-- DIRECTIVE --
The listing must be reproduced in full, exactly as it stands.

-- GIVEN ENTRIES --
■ ■ ■ ■ ■ ■ ■

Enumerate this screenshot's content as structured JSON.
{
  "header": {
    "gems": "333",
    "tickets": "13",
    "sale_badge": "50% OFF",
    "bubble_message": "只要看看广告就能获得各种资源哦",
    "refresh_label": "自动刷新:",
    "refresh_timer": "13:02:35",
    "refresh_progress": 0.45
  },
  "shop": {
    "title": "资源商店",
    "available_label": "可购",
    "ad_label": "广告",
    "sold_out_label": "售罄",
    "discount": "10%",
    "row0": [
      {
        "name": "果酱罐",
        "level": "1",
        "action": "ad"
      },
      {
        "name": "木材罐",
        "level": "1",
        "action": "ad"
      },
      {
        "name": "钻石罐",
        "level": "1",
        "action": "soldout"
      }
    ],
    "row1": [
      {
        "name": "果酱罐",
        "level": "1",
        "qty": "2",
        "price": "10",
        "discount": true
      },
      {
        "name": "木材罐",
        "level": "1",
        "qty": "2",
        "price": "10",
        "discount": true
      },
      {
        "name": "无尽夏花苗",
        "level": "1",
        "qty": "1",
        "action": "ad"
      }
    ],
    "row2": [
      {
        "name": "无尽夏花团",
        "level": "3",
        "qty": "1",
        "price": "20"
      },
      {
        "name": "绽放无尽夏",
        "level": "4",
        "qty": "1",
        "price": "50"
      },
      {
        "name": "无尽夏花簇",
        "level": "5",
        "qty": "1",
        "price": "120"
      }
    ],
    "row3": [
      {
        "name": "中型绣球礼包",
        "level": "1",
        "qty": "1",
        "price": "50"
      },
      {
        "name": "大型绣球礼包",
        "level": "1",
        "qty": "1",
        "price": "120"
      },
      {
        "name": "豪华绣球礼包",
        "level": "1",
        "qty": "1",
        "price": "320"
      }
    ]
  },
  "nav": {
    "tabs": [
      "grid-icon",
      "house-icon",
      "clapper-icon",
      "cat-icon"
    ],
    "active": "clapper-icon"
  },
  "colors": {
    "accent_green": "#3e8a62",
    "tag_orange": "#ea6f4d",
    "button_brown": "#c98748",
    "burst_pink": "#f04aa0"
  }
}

■ ■ ■ ■ ■ ■ ■

-- THE ANSWER --
Enumerate this screenshot's content as structured JSON.
{
  "header": {
    "gems": "333",
    "tickets": "13",
    "sale_badge": "50% OFF",
    "bubble_message": "只要看看广告就能获得各种资源哦",
    "refresh_label": "自动刷新:",
    "refresh_timer": "13:02:35",
    "refresh_progress": 0.45
  },
  "shop": {
    "title": "资源商店",
    "available_label": "可购",
    "ad_label": "广告",
    "sold_out_label": "售罄",
    "discount": "10%",
    "row0": [
      {
        "name": "果酱罐",
        "level": "1",
        "action": "ad"
      },
      {
        "name": "木材罐",
        "level": "1",
        "action": "ad"
      },
      {
        "name": "钻石罐",
        "level": "1",
        "action": "soldout"
      }
    ],
    "row1": [
      {
        "name": "果酱罐",
        "level": "1",
        "qty": "2",
        "price": "10",
        "discount": true
      },
      {
        "name": "木材罐",
        "level": "1",
        "qty": "2",
        "price": "10",
        "discount": true
      },
      {
        "name": "无尽夏花苗",
        "level": "1",
        "qty": "1",
        "action": "ad"
      }
    ],
    "row2": [
      {
        "name": "无尽夏花团",
        "level": "3",
        "qty": "1",
        "price": "20"
      },
      {
        "name": "绽放无尽夏",
        "level": "4",
        "qty": "1",
        "price": "50"
      },
      {
        "name": "无尽夏花簇",
        "level": "5",
        "qty": "1",
        "price": "120"
      }
    ],
    "row3": [
      {
        "name": "中型绣球礼包",
        "level": "1",
        "qty": "1",
        "price": "50"
      },
      {
        "name": "大型绣球礼包",
        "level": "1",
        "qty": "1",
        "price": "120"
      },
      {
        "name": "豪华绣球礼包",
        "level": "1",
        "qty": "1",
        "price": "320"
      }
    ]
  },
  "nav": {
    "tabs": [
      "grid-icon",
      "house-icon",
      "clapper-icon",
      "cat-icon"
    ],
    "active": "clapper-icon"
  },
  "colors": {
    "accent_green": "#3e8a62",
    "tag_orange": "#ea6f4d",
    "button_brown": "#c98748",
    "burst_pink": "#f04aa0"
  }
}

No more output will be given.